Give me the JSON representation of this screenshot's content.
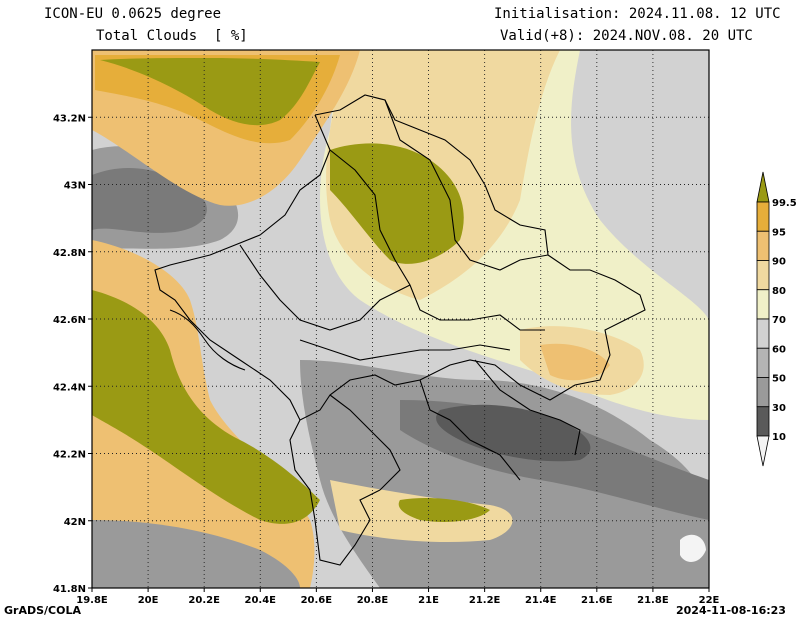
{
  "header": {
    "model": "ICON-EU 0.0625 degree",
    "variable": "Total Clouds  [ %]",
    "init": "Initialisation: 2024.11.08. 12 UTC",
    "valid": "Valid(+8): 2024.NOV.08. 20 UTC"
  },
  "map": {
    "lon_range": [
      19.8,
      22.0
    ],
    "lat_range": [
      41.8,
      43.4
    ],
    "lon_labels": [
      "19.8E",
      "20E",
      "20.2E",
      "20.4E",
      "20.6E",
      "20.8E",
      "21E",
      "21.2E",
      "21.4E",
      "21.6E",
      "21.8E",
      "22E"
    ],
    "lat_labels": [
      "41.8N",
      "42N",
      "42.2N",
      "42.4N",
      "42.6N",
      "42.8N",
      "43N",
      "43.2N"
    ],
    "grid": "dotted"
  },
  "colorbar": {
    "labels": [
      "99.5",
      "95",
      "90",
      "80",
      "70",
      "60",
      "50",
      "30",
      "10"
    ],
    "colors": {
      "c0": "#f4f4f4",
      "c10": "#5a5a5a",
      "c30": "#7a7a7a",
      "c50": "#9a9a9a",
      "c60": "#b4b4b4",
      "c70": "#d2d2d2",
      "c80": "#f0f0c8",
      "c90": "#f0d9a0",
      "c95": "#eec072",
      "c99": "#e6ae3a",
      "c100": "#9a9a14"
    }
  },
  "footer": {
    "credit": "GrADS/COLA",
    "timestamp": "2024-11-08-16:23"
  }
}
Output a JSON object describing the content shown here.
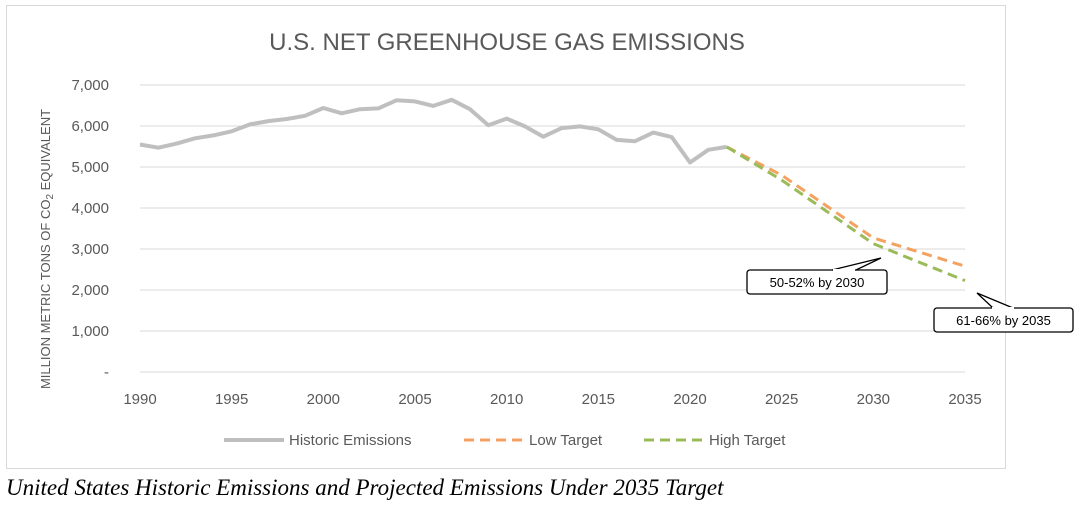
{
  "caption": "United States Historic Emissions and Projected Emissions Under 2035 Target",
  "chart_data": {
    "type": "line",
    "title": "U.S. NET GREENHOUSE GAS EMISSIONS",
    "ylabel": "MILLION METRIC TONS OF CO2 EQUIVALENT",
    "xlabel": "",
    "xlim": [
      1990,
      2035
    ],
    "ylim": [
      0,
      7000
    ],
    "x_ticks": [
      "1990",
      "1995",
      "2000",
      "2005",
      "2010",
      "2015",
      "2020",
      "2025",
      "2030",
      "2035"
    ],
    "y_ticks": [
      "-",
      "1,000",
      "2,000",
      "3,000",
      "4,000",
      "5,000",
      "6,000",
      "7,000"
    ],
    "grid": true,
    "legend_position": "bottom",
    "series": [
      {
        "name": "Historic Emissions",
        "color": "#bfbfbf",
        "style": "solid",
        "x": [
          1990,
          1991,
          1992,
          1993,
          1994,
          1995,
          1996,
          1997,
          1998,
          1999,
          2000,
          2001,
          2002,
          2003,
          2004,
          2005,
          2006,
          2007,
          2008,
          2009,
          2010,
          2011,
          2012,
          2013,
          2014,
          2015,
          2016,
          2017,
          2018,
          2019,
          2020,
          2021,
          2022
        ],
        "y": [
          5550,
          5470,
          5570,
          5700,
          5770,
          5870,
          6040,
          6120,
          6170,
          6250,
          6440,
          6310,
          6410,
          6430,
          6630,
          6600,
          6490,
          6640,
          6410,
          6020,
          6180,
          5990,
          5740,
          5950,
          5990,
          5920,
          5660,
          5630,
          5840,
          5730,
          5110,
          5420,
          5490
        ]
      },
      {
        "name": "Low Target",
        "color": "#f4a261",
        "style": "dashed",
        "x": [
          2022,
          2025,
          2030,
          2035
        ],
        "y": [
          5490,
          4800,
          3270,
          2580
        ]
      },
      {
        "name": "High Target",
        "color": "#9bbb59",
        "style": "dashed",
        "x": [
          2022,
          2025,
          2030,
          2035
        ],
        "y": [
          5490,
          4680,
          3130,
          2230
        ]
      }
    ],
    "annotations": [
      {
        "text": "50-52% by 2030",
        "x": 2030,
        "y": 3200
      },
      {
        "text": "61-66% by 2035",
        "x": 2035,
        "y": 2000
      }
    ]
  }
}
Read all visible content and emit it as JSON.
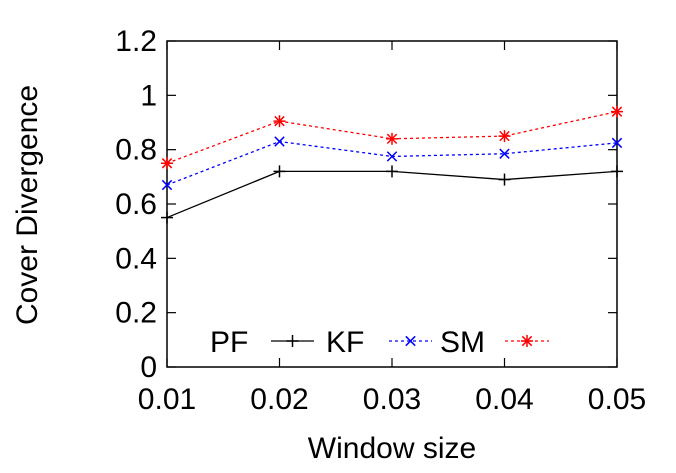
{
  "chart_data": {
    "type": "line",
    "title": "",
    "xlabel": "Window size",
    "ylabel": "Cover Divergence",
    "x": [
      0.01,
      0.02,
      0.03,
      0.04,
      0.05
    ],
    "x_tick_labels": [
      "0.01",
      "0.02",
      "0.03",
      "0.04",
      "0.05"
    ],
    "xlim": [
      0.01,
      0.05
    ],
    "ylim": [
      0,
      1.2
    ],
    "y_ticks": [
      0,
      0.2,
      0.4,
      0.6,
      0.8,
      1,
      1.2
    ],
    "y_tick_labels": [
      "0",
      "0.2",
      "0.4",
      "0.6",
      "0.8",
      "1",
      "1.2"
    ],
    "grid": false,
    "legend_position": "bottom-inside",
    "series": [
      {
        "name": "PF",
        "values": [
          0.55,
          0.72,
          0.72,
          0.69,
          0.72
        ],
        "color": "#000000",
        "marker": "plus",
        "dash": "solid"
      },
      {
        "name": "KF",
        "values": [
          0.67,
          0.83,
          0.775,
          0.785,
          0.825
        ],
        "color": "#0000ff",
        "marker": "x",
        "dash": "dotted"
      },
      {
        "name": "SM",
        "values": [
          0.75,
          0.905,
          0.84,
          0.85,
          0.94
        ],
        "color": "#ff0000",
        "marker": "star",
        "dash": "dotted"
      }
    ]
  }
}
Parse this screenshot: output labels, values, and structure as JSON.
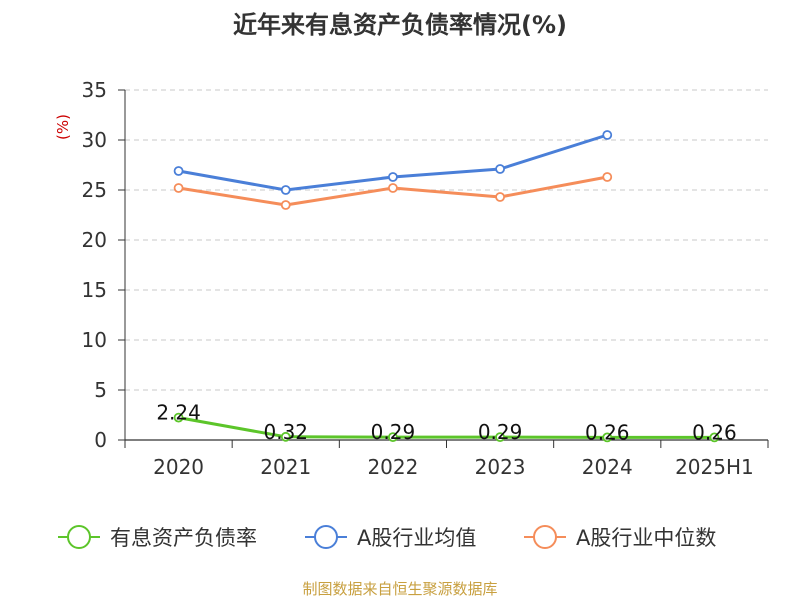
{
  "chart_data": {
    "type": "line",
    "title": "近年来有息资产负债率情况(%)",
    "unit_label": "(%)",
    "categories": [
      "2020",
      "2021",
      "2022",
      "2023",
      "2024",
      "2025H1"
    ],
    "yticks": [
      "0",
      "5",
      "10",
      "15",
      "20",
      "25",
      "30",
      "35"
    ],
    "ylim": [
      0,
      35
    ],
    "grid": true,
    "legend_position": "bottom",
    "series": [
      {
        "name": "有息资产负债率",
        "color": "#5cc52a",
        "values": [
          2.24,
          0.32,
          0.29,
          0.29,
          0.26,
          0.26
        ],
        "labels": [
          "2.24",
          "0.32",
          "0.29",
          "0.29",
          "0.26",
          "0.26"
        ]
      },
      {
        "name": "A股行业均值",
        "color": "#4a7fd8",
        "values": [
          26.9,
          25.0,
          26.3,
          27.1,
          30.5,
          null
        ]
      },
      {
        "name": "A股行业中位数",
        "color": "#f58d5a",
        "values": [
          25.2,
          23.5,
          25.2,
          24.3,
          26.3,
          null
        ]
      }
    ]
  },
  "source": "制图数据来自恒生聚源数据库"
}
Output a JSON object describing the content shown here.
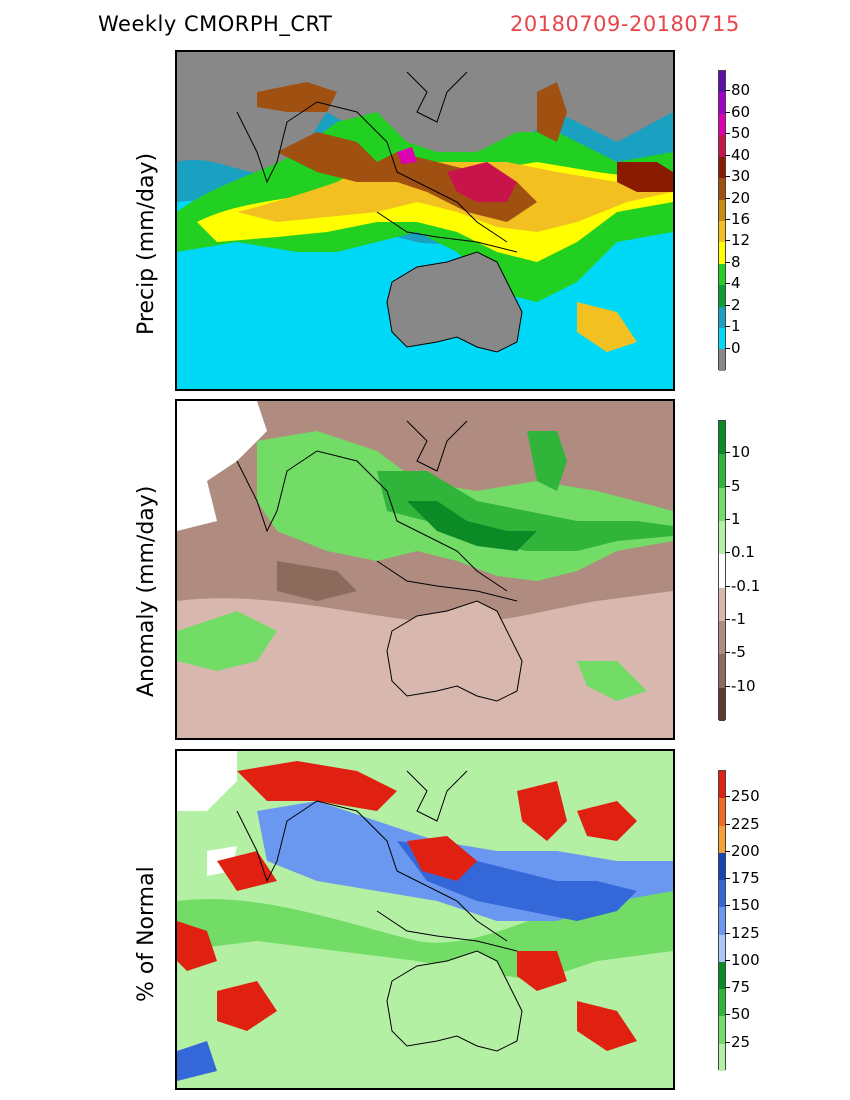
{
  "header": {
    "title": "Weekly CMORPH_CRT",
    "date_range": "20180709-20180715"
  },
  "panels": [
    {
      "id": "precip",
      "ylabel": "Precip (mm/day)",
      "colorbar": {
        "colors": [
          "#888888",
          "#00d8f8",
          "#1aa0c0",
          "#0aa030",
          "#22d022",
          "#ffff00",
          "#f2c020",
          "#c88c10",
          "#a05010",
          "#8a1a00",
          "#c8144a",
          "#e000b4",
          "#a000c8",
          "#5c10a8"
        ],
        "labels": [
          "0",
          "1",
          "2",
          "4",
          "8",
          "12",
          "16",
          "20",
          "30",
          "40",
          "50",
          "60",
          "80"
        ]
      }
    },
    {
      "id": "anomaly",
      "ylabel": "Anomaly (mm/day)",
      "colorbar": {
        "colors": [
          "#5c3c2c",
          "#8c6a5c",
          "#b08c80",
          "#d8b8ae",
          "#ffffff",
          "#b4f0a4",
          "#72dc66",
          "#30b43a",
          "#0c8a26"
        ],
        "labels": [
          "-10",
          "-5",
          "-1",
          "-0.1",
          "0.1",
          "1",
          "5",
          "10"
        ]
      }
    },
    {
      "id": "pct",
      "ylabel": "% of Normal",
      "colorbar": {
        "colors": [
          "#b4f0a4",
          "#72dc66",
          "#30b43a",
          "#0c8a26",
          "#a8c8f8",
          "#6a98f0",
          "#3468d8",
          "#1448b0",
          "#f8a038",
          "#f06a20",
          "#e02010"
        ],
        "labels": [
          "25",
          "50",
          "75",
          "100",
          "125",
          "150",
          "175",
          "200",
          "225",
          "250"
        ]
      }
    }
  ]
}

> **Problem description**: Going through the data above, count the lines where the string "Historic" appears, and answer with only that number.

> **Solution below**: 2